--- start RECORDED INFORMATION ---

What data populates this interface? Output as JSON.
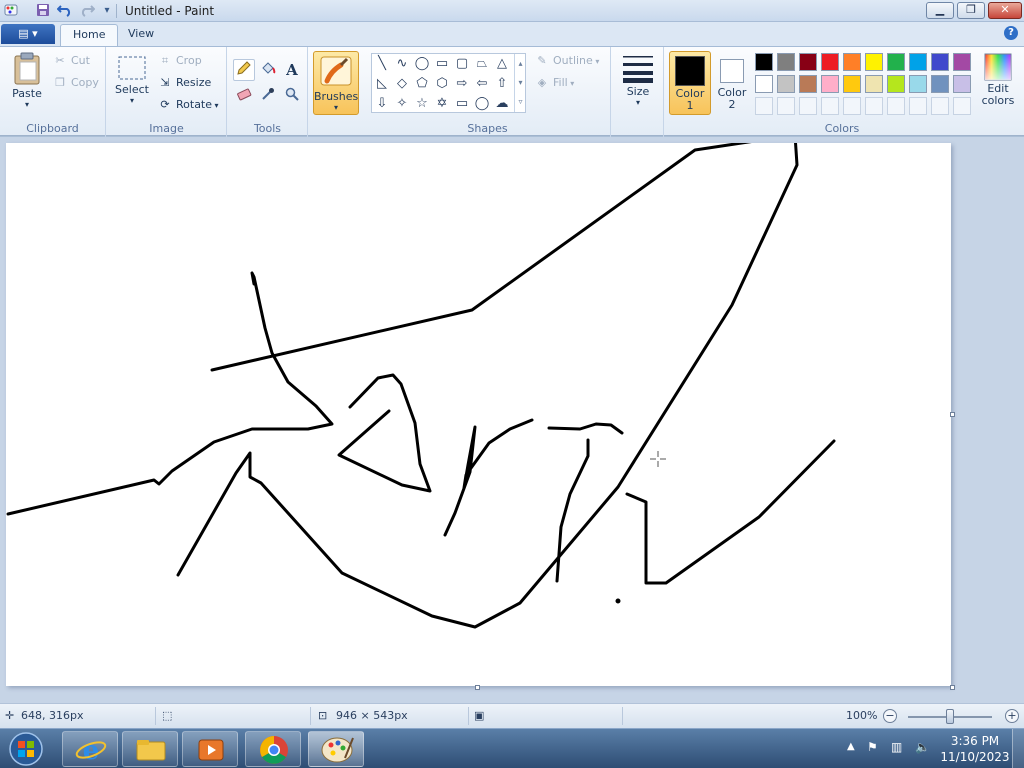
{
  "window": {
    "title": "Untitled - Paint",
    "minimize": "▁",
    "maximize": "❐",
    "close": "✕"
  },
  "quick_access": {
    "save": "save-icon",
    "undo": "undo-icon",
    "redo": "redo-icon",
    "customize": "▾"
  },
  "tabs": [
    {
      "label": "Home",
      "active": true
    },
    {
      "label": "View",
      "active": false
    }
  ],
  "help": "?",
  "clipboard": {
    "paste": "Paste",
    "cut": "Cut",
    "copy": "Copy",
    "label": "Clipboard"
  },
  "image": {
    "select": "Select",
    "crop": "Crop",
    "resize": "Resize",
    "rotate": "Rotate",
    "label": "Image"
  },
  "tools": {
    "label": "Tools",
    "text_glyph": "A"
  },
  "brushes": {
    "label": "Brushes"
  },
  "shapes": {
    "outline": "Outline",
    "fill": "Fill",
    "label": "Shapes"
  },
  "size": {
    "label": "Size"
  },
  "color1": {
    "line1": "Color",
    "line2": "1",
    "value": "#000000"
  },
  "color2": {
    "line1": "Color",
    "line2": "2",
    "value": "#ffffff"
  },
  "colors": {
    "label": "Colors",
    "edit_line1": "Edit",
    "edit_line2": "colors",
    "palette_row1": [
      "#000000",
      "#7f7f7f",
      "#880015",
      "#ed1c24",
      "#ff7f27",
      "#fff200",
      "#22b14c",
      "#00a2e8",
      "#3f48cc",
      "#a349a4"
    ],
    "palette_row2": [
      "#ffffff",
      "#c3c3c3",
      "#b97a57",
      "#ffaec9",
      "#ffc90e",
      "#efe4b0",
      "#b5e61d",
      "#99d9ea",
      "#7092be",
      "#c8bfe7"
    ]
  },
  "status": {
    "cursor_pos": "648, 316px",
    "canvas_size": "946 × 543px",
    "zoom": "100%",
    "zoom_minus": "−",
    "zoom_plus": "+"
  },
  "taskbar": {
    "time": "3:36 PM",
    "date": "11/10/2023"
  }
}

--- end RECORDED INFORMATION ---

THE REQUEST
Extract the text of all the records above verbatim, excluding pictures.

WRITTEN SOLUTION
What data populates this interface? Output as JSON.
{
  "window": {
    "title": "Untitled - Paint",
    "minimize": "▁",
    "maximize": "❐",
    "close": "✕"
  },
  "quick_access": {
    "save": "save-icon",
    "undo": "undo-icon",
    "redo": "redo-icon",
    "customize": "▾"
  },
  "tabs": [
    {
      "label": "Home",
      "active": true
    },
    {
      "label": "View",
      "active": false
    }
  ],
  "help": "?",
  "clipboard": {
    "paste": "Paste",
    "cut": "Cut",
    "copy": "Copy",
    "label": "Clipboard"
  },
  "image": {
    "select": "Select",
    "crop": "Crop",
    "resize": "Resize",
    "rotate": "Rotate",
    "label": "Image"
  },
  "tools": {
    "label": "Tools",
    "text_glyph": "A"
  },
  "brushes": {
    "label": "Brushes"
  },
  "shapes": {
    "outline": "Outline",
    "fill": "Fill",
    "label": "Shapes"
  },
  "size": {
    "label": "Size"
  },
  "color1": {
    "line1": "Color",
    "line2": "1",
    "value": "#000000"
  },
  "color2": {
    "line1": "Color",
    "line2": "2",
    "value": "#ffffff"
  },
  "colors": {
    "label": "Colors",
    "edit_line1": "Edit",
    "edit_line2": "colors",
    "palette_row1": [
      "#000000",
      "#7f7f7f",
      "#880015",
      "#ed1c24",
      "#ff7f27",
      "#fff200",
      "#22b14c",
      "#00a2e8",
      "#3f48cc",
      "#a349a4"
    ],
    "palette_row2": [
      "#ffffff",
      "#c3c3c3",
      "#b97a57",
      "#ffaec9",
      "#ffc90e",
      "#efe4b0",
      "#b5e61d",
      "#99d9ea",
      "#7092be",
      "#c8bfe7"
    ]
  },
  "status": {
    "cursor_pos": "648, 316px",
    "canvas_size": "946 × 543px",
    "zoom": "100%",
    "zoom_minus": "−",
    "zoom_plus": "+"
  },
  "taskbar": {
    "time": "3:36 PM",
    "date": "11/10/2023"
  }
}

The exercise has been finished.